= Listed entries =
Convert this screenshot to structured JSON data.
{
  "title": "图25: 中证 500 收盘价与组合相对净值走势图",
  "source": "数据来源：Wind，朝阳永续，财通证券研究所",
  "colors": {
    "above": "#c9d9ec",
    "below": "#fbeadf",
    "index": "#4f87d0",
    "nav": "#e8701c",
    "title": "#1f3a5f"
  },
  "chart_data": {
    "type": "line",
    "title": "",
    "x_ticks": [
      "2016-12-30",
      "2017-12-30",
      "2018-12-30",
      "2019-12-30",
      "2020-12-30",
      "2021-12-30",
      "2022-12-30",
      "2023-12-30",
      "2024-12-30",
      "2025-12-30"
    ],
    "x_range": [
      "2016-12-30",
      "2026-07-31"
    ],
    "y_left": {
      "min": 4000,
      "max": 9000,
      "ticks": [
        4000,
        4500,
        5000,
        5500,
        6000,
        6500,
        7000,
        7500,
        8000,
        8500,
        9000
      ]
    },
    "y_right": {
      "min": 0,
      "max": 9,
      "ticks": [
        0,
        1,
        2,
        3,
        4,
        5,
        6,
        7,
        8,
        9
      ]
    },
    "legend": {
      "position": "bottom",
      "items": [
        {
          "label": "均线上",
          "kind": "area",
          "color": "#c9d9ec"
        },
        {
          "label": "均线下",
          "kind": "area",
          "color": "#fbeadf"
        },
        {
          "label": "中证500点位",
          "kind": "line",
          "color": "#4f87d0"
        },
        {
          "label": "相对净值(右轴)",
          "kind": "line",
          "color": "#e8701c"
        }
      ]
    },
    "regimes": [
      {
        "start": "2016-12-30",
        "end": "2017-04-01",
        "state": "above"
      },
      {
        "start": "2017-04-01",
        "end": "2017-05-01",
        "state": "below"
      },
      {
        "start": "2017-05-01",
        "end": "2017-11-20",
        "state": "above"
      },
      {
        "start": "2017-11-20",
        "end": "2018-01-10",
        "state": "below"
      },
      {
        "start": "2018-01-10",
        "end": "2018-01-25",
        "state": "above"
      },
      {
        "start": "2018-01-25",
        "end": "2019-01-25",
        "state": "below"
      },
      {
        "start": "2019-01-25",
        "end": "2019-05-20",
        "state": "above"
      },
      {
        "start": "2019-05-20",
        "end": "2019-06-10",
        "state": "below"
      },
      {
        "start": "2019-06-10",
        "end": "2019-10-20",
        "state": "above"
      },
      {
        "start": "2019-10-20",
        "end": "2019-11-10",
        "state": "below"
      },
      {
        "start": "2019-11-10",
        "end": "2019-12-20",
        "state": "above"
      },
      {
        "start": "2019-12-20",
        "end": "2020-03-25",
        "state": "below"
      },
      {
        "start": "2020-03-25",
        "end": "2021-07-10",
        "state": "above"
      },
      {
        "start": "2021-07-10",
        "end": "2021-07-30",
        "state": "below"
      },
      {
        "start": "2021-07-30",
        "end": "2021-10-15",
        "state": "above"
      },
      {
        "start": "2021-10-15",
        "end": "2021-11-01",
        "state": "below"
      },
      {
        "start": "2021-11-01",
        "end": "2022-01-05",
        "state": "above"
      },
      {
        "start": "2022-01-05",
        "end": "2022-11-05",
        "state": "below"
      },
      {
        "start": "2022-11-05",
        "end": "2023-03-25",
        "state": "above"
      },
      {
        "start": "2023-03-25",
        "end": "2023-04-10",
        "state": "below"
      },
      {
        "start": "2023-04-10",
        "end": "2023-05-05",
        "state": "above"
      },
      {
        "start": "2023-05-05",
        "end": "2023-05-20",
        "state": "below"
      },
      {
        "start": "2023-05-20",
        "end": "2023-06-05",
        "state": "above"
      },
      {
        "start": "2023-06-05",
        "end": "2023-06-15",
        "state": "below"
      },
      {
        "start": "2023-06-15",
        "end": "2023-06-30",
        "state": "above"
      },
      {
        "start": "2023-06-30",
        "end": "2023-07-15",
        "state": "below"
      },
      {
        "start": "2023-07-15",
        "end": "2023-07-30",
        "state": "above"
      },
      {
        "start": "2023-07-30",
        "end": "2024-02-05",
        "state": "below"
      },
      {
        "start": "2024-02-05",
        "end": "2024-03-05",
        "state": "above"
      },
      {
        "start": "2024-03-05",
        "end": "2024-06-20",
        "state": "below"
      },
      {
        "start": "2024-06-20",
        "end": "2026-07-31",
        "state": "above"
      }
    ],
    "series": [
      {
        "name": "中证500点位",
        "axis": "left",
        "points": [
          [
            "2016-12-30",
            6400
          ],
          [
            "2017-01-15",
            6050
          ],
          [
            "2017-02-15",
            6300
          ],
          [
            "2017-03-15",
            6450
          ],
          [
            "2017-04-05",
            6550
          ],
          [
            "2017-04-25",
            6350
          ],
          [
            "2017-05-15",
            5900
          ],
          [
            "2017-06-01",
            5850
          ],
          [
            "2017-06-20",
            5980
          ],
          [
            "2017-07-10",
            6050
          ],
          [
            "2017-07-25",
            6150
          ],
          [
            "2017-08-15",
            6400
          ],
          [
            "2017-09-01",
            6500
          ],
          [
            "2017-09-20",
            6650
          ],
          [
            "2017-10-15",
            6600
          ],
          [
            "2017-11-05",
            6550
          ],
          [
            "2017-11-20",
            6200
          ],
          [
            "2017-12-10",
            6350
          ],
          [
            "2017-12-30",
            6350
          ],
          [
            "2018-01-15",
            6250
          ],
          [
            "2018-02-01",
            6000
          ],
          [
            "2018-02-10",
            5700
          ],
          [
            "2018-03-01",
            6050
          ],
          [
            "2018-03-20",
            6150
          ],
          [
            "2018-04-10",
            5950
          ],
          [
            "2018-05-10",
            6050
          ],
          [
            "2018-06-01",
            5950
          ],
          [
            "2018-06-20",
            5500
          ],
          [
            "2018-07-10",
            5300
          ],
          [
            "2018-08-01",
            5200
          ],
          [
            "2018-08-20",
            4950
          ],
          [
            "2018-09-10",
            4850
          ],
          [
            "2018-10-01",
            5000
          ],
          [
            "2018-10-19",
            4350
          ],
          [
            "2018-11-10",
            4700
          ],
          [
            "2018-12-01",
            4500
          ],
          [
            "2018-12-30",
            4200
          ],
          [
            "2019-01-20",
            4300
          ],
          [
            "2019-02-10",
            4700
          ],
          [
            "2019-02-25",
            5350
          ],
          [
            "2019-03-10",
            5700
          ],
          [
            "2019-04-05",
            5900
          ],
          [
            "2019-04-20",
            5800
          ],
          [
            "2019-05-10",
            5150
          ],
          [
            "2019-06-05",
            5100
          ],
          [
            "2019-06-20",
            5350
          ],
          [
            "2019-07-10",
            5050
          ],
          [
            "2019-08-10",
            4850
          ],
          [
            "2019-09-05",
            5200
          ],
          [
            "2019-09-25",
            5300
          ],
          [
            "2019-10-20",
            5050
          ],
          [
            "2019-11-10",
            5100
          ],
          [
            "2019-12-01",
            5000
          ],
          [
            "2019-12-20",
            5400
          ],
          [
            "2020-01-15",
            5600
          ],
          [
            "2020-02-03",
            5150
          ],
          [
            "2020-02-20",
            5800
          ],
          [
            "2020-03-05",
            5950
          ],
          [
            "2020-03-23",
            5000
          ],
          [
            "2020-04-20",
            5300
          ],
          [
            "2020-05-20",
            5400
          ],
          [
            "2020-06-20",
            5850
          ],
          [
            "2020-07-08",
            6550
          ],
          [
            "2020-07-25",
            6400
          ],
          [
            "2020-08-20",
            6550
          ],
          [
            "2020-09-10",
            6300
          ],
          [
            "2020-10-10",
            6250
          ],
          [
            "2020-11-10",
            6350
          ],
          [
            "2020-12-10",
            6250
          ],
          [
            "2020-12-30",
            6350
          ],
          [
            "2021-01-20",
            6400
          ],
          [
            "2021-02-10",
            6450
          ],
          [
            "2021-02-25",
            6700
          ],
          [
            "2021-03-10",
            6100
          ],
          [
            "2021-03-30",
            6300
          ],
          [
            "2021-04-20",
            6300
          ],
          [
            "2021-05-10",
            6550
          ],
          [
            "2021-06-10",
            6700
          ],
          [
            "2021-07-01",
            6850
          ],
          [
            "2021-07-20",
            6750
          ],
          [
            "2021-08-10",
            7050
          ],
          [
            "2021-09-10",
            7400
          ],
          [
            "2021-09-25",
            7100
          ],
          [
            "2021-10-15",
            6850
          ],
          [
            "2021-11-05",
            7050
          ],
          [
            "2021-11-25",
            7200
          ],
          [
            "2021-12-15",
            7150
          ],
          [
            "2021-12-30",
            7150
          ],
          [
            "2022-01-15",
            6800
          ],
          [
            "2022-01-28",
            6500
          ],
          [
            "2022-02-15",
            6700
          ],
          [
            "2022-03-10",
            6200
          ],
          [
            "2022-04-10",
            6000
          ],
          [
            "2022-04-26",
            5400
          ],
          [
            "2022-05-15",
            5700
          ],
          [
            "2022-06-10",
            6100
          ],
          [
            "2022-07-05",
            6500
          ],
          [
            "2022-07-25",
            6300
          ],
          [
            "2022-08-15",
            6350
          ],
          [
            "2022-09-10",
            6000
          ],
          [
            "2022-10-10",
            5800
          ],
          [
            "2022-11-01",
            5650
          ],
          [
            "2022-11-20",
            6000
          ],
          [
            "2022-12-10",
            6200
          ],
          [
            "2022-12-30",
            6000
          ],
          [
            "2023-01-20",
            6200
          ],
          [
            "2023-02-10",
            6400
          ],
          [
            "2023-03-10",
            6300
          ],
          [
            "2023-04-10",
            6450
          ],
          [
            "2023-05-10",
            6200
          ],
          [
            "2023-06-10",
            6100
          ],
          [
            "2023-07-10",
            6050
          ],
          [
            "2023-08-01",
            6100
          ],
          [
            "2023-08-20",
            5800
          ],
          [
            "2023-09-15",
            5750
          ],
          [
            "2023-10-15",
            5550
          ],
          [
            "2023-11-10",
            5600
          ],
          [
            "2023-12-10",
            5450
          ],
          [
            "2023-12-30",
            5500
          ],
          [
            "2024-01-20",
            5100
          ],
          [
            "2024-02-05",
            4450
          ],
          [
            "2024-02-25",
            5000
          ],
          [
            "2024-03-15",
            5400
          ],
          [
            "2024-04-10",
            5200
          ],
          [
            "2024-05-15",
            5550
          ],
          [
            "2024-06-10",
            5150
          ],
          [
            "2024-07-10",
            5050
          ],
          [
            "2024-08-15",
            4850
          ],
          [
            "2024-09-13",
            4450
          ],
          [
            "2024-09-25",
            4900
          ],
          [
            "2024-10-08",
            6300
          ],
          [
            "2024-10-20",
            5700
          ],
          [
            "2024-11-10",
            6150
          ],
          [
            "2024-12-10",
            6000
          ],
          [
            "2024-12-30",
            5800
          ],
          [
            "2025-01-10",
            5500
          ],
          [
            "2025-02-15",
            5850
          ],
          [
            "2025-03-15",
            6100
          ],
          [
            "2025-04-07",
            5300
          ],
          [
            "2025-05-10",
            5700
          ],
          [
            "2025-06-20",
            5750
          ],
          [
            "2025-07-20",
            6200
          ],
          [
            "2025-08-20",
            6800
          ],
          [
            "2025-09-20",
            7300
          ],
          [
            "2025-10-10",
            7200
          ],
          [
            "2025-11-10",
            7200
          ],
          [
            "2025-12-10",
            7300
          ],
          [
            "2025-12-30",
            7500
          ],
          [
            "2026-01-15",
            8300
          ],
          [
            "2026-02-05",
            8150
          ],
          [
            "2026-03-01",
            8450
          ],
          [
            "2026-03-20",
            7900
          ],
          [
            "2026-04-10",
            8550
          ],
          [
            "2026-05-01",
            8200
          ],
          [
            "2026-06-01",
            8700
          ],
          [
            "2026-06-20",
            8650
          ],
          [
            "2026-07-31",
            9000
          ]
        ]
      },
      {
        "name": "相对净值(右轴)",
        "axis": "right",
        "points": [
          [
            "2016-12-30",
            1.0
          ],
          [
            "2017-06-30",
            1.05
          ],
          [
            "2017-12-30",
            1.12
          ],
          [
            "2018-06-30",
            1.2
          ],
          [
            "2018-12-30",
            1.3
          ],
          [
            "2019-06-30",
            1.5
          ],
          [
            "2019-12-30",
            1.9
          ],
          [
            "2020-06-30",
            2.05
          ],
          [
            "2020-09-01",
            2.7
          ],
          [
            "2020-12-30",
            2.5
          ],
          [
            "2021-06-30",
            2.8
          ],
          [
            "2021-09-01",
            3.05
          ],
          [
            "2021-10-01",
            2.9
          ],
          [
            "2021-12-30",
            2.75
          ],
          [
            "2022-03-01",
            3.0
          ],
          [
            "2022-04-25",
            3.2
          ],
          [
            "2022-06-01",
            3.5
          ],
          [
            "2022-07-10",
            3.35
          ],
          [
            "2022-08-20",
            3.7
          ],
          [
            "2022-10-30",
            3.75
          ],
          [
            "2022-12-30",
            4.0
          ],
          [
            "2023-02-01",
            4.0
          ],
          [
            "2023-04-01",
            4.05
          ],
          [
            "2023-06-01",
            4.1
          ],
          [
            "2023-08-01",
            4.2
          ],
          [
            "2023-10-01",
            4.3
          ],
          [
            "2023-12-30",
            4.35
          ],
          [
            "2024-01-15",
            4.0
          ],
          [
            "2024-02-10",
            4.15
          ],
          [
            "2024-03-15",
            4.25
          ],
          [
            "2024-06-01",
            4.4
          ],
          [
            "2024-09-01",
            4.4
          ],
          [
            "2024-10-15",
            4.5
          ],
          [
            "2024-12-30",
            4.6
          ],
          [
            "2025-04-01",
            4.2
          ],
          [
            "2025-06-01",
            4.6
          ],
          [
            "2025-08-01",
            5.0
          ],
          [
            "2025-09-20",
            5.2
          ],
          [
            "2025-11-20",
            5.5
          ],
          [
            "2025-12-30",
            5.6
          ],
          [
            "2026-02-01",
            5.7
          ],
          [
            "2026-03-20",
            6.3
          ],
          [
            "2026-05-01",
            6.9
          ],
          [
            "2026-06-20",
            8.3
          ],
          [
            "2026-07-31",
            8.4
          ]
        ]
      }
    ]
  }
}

= Written instruction =
Locate the lines above that contain "label" and copy them.

= Written answer =
          "label": "均线上",
          "label": "均线下",
          "label": "中证500点位",
          "label": "相对净值(右轴)",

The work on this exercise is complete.